Written instruction: Collect all the lines that mention the word "survey".

>> start Excerpted records

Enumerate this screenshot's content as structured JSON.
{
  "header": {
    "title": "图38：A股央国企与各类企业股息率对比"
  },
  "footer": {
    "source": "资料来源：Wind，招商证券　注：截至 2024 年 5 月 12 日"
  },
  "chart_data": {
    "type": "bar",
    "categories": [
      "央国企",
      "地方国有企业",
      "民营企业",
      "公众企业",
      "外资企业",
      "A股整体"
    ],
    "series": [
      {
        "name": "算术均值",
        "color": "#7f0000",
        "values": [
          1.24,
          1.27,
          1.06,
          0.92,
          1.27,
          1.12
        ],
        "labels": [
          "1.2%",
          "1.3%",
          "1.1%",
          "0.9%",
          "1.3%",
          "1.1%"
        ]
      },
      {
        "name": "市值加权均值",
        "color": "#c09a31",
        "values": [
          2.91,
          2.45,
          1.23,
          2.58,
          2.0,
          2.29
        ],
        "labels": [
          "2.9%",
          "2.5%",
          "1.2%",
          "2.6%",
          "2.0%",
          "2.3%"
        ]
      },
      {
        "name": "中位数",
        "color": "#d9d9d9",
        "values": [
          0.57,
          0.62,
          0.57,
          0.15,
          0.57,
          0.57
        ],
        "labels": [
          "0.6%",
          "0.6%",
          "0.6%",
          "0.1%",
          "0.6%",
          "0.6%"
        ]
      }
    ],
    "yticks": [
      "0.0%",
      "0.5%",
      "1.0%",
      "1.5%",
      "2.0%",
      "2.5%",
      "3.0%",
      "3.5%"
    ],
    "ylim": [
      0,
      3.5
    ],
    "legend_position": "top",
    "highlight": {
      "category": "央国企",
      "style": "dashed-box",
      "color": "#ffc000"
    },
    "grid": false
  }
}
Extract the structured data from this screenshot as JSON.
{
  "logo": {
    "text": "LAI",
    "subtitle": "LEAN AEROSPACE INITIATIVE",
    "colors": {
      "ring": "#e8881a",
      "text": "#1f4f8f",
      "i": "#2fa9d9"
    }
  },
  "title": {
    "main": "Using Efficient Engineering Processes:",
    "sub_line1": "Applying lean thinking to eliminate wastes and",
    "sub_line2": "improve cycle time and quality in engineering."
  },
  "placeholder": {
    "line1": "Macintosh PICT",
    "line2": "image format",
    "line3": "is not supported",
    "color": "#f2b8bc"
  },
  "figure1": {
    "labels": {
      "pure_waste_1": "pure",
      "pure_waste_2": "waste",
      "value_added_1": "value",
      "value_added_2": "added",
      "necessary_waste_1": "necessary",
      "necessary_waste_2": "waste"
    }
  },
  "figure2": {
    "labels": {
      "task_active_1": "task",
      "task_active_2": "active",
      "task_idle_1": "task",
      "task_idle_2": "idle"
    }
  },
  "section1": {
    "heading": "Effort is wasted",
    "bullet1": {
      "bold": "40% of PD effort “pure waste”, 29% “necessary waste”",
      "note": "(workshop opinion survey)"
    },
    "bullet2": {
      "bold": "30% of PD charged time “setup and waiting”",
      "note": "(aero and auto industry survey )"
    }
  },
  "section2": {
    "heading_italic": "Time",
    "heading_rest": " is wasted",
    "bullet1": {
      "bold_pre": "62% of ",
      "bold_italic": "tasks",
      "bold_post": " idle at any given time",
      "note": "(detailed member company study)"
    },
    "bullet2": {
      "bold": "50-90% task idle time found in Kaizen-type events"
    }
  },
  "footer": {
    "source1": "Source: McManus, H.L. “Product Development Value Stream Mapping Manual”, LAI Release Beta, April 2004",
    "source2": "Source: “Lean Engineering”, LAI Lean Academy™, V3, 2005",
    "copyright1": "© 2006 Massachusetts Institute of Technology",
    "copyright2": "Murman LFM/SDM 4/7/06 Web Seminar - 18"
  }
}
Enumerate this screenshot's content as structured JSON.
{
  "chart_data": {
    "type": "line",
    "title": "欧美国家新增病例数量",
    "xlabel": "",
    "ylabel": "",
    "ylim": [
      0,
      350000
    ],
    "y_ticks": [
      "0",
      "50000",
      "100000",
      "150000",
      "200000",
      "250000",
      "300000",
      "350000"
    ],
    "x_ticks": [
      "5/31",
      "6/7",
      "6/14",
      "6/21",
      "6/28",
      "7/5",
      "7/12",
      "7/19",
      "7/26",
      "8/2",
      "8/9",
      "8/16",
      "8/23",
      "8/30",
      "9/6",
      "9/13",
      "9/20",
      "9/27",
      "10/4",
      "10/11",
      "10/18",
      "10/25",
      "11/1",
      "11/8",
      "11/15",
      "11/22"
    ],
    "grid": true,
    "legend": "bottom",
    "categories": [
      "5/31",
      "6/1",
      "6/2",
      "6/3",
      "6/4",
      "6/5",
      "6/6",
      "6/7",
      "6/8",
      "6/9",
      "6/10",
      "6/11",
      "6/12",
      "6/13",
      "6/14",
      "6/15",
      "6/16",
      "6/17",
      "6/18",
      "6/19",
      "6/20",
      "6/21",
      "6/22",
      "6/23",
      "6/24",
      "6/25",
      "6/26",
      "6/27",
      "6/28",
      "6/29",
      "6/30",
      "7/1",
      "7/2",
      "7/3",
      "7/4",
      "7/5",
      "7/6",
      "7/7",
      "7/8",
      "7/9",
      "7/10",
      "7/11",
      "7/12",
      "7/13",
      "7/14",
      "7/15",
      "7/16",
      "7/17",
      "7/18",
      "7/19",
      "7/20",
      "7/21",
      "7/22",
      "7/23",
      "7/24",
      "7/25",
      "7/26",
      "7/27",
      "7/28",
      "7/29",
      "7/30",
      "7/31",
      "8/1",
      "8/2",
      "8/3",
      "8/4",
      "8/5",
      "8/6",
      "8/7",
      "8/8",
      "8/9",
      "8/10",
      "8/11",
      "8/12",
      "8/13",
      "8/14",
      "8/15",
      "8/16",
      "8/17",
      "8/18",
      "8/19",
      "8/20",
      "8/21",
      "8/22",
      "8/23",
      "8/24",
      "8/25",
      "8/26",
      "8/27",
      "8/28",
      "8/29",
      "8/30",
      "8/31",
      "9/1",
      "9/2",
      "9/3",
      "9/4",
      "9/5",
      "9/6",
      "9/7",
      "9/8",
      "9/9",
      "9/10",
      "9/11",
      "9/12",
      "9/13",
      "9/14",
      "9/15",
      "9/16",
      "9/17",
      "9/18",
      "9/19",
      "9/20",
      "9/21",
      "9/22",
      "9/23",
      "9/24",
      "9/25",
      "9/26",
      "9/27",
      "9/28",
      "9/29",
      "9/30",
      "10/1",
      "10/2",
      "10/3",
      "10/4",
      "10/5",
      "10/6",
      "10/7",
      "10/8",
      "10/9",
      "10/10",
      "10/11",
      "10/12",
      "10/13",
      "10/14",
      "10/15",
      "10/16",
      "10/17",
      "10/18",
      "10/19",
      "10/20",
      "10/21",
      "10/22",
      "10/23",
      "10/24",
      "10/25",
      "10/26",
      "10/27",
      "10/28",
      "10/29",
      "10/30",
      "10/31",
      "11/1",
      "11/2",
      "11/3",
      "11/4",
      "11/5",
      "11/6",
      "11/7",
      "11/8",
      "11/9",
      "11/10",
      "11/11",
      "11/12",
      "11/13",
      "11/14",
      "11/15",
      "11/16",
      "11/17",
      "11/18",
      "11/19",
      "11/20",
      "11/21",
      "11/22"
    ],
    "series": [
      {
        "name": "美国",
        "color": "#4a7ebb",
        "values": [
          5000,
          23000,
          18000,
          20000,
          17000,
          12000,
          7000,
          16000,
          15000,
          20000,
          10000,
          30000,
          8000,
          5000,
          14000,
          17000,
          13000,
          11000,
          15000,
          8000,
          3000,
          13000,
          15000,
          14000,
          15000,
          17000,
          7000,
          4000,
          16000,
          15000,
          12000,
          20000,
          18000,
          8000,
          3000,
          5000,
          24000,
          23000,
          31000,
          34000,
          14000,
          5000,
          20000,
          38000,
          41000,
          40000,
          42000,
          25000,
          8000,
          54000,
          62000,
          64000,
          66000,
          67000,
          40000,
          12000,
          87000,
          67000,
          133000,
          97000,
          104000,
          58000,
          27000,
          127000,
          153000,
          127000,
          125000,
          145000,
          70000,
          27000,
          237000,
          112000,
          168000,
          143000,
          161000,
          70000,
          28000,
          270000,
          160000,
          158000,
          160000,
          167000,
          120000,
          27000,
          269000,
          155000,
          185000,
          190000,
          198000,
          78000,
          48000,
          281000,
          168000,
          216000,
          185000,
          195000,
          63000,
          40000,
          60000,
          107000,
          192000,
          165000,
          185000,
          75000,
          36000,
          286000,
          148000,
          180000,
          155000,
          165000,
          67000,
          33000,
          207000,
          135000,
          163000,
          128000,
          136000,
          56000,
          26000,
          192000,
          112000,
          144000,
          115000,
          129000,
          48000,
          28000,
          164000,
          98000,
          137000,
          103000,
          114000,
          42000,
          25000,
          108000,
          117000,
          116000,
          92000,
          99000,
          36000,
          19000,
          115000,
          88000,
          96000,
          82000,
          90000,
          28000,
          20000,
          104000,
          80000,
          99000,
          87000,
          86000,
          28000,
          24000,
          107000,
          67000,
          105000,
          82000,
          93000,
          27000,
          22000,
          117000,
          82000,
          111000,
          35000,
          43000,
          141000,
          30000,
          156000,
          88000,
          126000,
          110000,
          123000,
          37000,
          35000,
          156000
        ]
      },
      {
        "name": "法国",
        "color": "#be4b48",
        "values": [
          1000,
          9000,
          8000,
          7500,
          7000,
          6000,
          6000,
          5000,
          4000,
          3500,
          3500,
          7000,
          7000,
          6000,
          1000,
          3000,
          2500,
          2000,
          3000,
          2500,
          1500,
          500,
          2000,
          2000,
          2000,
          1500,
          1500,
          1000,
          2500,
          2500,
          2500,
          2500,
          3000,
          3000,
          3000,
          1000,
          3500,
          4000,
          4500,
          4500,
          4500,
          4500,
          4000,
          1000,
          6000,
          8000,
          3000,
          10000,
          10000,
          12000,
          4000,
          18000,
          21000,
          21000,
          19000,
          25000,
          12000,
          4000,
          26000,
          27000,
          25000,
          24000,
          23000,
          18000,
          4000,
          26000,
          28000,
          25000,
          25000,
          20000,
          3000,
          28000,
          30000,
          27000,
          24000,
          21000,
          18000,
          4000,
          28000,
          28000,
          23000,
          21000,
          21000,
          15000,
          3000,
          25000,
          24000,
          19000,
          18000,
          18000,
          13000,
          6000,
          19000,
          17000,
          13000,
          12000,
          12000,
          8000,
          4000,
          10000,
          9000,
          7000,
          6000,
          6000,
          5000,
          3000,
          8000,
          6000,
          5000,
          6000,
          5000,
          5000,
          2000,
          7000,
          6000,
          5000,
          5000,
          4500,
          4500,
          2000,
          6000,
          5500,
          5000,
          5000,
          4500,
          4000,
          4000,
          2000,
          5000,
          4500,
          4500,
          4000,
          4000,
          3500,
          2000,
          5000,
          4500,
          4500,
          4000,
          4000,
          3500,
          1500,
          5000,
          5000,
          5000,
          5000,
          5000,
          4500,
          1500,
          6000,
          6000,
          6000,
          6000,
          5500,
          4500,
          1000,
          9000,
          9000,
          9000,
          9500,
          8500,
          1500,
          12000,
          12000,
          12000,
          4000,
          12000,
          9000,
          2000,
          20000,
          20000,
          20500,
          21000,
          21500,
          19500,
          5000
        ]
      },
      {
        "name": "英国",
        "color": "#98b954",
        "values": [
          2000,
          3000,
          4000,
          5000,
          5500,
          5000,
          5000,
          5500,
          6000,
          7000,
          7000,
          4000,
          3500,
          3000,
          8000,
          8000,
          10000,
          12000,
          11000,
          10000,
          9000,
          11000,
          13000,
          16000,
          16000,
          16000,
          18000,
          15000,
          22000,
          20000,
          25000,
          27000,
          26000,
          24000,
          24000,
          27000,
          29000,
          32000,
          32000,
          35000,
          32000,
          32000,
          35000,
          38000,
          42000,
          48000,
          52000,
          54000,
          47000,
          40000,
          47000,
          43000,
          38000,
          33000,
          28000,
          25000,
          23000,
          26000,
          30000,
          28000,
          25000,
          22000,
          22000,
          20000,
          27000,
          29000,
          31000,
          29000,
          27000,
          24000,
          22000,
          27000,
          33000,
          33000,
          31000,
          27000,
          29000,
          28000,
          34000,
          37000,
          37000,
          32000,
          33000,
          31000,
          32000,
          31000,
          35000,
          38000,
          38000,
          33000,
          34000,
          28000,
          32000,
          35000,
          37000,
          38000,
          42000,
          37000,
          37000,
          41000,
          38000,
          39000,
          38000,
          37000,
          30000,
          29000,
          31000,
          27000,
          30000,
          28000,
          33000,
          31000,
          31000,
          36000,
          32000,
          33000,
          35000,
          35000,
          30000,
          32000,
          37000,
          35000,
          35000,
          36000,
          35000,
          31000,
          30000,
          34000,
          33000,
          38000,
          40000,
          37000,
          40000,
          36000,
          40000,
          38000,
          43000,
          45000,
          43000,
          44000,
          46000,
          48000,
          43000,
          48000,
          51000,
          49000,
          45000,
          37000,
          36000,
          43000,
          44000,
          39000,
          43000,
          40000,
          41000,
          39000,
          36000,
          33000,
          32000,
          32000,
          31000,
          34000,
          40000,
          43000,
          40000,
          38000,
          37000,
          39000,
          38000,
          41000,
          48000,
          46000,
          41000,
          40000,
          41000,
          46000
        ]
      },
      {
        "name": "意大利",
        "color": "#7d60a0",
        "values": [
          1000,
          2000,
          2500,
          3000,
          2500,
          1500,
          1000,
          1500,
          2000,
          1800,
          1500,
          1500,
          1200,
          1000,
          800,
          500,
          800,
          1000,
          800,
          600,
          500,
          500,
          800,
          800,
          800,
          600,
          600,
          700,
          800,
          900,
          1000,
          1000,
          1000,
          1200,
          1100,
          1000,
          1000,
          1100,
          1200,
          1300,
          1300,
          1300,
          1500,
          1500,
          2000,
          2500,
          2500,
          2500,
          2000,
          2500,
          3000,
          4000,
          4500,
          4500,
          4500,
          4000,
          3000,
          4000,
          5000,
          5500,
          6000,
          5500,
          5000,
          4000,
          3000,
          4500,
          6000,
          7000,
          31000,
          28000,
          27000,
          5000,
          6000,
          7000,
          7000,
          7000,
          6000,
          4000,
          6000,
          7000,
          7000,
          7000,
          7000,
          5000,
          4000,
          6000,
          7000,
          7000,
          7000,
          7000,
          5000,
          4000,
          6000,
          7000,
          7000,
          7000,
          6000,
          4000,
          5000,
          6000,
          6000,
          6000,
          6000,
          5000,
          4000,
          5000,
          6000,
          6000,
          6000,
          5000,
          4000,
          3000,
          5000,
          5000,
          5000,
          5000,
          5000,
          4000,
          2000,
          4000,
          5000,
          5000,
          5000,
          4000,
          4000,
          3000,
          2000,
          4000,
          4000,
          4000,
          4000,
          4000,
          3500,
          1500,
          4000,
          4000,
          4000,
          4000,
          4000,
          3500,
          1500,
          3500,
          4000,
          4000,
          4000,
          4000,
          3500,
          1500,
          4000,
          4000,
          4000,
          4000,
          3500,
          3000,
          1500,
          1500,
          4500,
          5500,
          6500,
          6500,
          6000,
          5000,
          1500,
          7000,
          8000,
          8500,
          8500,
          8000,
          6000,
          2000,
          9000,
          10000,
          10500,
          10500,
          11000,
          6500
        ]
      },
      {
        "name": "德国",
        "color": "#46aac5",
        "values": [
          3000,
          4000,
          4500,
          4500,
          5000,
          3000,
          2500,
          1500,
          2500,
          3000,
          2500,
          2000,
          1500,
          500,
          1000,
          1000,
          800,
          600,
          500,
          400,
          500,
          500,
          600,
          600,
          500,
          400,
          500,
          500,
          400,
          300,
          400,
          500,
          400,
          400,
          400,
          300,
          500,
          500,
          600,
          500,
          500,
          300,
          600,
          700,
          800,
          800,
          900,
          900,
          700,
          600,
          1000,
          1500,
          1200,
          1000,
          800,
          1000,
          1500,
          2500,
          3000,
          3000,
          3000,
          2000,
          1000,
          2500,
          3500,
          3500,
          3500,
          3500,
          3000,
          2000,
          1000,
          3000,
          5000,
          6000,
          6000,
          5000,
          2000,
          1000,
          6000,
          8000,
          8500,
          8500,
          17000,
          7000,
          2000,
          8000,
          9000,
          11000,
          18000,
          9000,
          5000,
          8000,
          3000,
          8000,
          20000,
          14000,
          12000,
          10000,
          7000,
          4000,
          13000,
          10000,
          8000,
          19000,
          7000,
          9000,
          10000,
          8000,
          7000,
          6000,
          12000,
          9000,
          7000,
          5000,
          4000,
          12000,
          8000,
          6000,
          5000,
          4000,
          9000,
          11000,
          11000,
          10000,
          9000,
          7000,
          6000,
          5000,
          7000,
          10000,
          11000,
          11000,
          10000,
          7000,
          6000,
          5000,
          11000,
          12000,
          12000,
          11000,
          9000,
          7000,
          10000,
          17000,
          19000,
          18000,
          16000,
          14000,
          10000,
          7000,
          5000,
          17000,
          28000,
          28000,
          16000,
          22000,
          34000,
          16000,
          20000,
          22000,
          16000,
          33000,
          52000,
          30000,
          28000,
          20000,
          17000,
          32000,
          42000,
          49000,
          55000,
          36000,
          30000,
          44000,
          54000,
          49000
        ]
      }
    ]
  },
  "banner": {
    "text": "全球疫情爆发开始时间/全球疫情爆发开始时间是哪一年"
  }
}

>> end Excerpted records

Solved problem:
      "note": "(workshop opinion survey)"
      "note": "(aero and auto industry survey )"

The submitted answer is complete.